TASK INSTRUCTIONS ▸ Write out the full set of records exactly. Any pictures in them do not belong in the copy.
┏━━
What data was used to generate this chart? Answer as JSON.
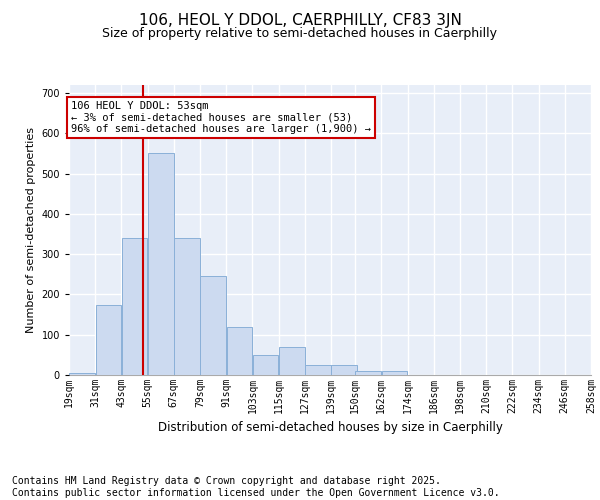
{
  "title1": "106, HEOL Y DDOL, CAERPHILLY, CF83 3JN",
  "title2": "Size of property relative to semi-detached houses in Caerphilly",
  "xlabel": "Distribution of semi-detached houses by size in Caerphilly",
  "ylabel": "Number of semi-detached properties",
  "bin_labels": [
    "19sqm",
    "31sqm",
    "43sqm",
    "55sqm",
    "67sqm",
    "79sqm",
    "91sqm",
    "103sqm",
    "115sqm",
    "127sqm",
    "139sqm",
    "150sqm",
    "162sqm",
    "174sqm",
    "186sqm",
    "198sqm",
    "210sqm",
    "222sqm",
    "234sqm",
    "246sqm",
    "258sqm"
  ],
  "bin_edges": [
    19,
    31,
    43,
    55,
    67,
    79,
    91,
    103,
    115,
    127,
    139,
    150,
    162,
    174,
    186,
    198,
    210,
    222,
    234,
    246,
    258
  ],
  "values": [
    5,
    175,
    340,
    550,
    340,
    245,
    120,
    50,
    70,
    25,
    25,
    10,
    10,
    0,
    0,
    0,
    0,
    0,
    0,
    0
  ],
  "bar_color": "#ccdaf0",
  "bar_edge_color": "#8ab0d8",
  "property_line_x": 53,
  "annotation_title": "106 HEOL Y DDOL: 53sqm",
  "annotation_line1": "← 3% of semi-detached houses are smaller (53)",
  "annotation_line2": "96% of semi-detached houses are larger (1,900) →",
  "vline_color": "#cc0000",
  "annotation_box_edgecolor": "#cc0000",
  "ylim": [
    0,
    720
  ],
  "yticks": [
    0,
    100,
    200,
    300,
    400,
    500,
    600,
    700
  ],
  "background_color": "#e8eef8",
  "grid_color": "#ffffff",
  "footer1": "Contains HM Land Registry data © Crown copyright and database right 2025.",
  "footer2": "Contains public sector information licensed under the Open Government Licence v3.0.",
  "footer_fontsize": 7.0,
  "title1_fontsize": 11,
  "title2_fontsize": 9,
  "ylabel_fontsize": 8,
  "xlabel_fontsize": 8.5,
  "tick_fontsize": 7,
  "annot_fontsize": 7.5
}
┗━━
FINISHED TASK ▸
What data was used to generate this chart? Answer as JSON.
{
  "title1": "106, HEOL Y DDOL, CAERPHILLY, CF83 3JN",
  "title2": "Size of property relative to semi-detached houses in Caerphilly",
  "xlabel": "Distribution of semi-detached houses by size in Caerphilly",
  "ylabel": "Number of semi-detached properties",
  "bin_labels": [
    "19sqm",
    "31sqm",
    "43sqm",
    "55sqm",
    "67sqm",
    "79sqm",
    "91sqm",
    "103sqm",
    "115sqm",
    "127sqm",
    "139sqm",
    "150sqm",
    "162sqm",
    "174sqm",
    "186sqm",
    "198sqm",
    "210sqm",
    "222sqm",
    "234sqm",
    "246sqm",
    "258sqm"
  ],
  "bin_edges": [
    19,
    31,
    43,
    55,
    67,
    79,
    91,
    103,
    115,
    127,
    139,
    150,
    162,
    174,
    186,
    198,
    210,
    222,
    234,
    246,
    258
  ],
  "values": [
    5,
    175,
    340,
    550,
    340,
    245,
    120,
    50,
    70,
    25,
    25,
    10,
    10,
    0,
    0,
    0,
    0,
    0,
    0,
    0
  ],
  "bar_color": "#ccdaf0",
  "bar_edge_color": "#8ab0d8",
  "property_line_x": 53,
  "annotation_title": "106 HEOL Y DDOL: 53sqm",
  "annotation_line1": "← 3% of semi-detached houses are smaller (53)",
  "annotation_line2": "96% of semi-detached houses are larger (1,900) →",
  "vline_color": "#cc0000",
  "annotation_box_edgecolor": "#cc0000",
  "ylim": [
    0,
    720
  ],
  "yticks": [
    0,
    100,
    200,
    300,
    400,
    500,
    600,
    700
  ],
  "background_color": "#e8eef8",
  "grid_color": "#ffffff",
  "footer1": "Contains HM Land Registry data © Crown copyright and database right 2025.",
  "footer2": "Contains public sector information licensed under the Open Government Licence v3.0.",
  "footer_fontsize": 7.0,
  "title1_fontsize": 11,
  "title2_fontsize": 9,
  "ylabel_fontsize": 8,
  "xlabel_fontsize": 8.5,
  "tick_fontsize": 7,
  "annot_fontsize": 7.5
}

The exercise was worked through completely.